» GIVEN EXERCISE: Give a count of the lines below that have the string "especially" in them, with no other words.

» INFORMATION GIVEN:
━━━━━━━━━━━━━━━━━━━━━━━━━━━━━━

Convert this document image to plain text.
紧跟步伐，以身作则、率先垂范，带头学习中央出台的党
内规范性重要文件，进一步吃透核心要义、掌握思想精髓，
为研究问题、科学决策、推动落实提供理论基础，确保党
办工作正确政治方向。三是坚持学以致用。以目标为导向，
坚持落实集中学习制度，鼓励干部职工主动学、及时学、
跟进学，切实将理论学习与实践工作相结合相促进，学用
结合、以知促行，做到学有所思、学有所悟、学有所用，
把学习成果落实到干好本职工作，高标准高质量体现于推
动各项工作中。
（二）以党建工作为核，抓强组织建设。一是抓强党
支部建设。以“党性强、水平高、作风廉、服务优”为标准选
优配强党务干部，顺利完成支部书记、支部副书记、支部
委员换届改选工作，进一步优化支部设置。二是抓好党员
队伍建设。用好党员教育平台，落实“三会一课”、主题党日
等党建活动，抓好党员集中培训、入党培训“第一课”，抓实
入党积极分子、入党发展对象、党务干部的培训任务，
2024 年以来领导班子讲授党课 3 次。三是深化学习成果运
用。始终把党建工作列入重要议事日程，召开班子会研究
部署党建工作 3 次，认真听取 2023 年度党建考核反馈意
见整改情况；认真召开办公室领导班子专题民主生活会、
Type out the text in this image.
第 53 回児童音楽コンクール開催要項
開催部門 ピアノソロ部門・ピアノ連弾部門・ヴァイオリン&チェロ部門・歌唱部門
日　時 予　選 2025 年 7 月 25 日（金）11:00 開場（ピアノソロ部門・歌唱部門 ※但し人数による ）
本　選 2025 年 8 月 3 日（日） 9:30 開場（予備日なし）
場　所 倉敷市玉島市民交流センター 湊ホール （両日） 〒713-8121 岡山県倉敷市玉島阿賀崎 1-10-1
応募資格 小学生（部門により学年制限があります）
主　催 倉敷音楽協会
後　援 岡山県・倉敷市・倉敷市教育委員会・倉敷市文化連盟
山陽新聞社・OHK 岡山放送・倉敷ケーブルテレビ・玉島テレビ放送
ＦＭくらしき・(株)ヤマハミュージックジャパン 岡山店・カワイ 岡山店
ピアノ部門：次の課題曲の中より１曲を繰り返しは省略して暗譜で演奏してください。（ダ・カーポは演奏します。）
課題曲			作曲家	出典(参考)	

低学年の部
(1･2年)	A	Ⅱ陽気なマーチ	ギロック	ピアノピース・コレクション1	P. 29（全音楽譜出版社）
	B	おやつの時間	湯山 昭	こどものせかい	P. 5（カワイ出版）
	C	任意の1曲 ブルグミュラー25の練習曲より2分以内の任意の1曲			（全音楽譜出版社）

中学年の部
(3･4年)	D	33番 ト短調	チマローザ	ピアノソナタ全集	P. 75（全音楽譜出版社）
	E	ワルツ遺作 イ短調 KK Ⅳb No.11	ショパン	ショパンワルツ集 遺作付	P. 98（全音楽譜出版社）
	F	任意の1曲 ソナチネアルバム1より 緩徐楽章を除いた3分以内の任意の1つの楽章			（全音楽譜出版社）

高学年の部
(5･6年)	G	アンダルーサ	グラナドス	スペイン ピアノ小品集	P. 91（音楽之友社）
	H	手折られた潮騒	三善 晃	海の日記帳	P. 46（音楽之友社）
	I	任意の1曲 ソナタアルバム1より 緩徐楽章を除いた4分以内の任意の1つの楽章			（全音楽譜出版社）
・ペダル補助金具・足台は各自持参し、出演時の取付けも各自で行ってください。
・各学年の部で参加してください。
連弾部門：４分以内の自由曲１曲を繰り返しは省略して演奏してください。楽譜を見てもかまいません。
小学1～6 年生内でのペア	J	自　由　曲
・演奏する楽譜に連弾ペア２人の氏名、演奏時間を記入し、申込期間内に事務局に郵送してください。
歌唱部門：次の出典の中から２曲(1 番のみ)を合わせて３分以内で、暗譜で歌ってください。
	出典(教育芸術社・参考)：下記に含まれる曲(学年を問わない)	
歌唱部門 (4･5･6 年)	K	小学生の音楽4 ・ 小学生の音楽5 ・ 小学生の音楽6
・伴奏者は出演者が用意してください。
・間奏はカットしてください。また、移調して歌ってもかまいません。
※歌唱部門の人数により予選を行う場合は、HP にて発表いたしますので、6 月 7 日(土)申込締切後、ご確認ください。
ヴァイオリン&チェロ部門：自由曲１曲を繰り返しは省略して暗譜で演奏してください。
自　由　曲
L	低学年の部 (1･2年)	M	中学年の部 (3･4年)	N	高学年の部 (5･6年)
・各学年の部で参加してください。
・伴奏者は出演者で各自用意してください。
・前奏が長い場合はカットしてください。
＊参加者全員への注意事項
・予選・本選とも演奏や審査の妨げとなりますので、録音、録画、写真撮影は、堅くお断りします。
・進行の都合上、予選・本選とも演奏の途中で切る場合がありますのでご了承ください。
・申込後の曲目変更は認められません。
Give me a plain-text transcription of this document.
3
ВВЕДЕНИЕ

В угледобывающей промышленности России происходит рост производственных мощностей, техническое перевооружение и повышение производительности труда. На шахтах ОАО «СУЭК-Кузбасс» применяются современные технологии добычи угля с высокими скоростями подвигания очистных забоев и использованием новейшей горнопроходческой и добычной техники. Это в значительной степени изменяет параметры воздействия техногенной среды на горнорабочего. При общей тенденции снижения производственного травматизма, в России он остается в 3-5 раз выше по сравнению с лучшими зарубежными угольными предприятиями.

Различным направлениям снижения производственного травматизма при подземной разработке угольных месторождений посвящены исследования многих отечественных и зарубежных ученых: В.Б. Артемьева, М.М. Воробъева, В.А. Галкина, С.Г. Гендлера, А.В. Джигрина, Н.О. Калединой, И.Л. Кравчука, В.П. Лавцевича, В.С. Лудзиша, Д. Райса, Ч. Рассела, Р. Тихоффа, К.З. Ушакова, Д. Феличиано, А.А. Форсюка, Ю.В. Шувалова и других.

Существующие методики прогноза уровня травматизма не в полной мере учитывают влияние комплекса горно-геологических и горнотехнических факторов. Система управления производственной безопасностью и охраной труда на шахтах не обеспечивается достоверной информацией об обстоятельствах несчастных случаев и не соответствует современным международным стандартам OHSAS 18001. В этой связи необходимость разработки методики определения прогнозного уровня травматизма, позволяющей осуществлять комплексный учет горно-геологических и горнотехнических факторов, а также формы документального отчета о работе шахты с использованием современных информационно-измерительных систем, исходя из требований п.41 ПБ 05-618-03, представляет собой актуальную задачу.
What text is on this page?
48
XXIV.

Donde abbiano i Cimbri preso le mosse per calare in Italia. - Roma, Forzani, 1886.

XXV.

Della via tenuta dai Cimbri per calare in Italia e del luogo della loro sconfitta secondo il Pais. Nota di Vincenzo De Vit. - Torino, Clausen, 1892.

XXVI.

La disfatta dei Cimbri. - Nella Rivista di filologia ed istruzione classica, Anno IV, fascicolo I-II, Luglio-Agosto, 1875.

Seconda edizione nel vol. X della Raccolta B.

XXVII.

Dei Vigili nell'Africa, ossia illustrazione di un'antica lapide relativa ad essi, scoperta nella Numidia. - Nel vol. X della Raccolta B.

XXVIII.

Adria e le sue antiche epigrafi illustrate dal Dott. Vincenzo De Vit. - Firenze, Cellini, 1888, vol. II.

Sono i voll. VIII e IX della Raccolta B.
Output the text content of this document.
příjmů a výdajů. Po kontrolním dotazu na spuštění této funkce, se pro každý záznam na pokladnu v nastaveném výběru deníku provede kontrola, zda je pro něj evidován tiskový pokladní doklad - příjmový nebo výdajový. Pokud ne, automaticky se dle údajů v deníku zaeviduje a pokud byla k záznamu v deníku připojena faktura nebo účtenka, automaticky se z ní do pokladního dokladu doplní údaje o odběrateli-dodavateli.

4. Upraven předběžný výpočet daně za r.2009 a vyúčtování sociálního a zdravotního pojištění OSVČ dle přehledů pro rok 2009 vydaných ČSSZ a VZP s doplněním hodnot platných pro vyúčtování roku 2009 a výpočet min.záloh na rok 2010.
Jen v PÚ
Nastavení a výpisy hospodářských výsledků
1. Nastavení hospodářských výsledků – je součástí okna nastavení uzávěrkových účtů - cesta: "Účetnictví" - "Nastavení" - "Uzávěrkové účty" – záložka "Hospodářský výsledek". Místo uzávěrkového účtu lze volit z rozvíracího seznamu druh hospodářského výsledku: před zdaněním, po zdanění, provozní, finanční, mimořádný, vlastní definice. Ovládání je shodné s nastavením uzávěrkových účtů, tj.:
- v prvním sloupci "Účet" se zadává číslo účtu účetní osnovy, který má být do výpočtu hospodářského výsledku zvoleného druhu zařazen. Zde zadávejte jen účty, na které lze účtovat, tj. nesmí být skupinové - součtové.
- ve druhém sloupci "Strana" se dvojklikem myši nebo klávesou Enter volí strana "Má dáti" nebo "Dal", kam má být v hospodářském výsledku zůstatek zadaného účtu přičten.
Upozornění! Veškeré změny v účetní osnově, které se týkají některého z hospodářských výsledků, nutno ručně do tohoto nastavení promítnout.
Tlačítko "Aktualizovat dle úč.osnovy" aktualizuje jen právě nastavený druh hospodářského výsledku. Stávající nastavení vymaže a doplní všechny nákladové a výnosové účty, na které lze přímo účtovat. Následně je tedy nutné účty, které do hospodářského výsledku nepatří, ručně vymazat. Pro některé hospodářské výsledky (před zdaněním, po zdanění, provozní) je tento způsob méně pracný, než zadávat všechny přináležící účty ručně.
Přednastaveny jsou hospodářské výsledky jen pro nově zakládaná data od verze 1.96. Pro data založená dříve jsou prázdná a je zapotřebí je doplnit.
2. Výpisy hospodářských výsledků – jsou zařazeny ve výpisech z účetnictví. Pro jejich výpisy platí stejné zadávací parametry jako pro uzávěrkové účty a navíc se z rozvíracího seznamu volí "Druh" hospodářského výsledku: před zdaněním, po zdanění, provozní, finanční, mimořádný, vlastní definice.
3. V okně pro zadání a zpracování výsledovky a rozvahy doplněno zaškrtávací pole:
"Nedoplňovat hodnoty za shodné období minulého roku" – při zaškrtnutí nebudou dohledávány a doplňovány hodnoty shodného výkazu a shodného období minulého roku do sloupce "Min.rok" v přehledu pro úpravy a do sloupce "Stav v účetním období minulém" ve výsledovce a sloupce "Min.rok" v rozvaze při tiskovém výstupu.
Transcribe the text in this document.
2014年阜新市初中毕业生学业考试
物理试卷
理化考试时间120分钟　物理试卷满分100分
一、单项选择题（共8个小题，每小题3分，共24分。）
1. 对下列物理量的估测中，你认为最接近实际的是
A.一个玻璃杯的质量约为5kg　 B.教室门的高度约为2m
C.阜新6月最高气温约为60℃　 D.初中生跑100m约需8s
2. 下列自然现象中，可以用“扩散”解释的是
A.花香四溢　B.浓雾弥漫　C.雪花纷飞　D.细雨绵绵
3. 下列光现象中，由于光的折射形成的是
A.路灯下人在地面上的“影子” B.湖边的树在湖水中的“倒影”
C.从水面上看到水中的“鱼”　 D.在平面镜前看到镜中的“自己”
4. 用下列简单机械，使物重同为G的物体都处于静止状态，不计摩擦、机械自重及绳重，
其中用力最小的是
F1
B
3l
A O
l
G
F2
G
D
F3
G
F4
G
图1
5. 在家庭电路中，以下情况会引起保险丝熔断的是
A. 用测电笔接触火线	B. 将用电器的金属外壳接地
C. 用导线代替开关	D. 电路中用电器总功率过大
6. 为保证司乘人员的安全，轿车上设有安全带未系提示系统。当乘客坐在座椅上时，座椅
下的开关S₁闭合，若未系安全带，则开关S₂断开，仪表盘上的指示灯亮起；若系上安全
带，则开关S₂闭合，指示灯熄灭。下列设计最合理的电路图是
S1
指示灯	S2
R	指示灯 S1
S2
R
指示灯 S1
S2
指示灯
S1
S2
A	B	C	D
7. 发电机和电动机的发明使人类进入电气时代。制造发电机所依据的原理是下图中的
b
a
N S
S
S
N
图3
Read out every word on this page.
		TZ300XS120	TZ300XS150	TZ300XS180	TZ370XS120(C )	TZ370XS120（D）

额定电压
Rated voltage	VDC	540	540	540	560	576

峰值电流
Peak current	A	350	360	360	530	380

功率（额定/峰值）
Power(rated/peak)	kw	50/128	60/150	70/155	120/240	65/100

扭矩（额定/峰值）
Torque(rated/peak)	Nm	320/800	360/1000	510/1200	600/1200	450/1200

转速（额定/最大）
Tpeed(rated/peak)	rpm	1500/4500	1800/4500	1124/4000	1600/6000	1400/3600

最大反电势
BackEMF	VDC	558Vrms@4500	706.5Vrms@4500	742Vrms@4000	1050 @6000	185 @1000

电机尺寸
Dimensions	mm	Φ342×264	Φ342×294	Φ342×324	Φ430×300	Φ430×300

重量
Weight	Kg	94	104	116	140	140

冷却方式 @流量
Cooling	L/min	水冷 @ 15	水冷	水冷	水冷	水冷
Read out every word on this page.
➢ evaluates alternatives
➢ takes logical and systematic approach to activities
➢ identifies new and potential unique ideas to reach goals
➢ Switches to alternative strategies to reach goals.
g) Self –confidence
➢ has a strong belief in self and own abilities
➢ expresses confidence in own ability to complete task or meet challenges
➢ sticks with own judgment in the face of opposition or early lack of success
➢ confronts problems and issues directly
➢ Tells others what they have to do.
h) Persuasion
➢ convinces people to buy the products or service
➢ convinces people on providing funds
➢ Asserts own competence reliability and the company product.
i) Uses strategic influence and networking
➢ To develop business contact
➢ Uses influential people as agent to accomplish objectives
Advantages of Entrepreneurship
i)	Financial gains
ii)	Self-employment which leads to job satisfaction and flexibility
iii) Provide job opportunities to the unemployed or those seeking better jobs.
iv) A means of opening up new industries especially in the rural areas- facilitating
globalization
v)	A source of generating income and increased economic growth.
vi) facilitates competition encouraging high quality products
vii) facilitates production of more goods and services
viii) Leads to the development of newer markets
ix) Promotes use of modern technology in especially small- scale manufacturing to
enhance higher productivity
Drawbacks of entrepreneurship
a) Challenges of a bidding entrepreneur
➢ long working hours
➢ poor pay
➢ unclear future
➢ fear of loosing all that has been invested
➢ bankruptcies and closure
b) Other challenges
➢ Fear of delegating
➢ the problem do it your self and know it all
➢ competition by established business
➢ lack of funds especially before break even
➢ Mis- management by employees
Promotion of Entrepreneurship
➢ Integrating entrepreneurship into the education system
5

━━━━━━━━━━━━━━━━━━━━━━━━━━━━━━

» SOLVED PROBLEM: 3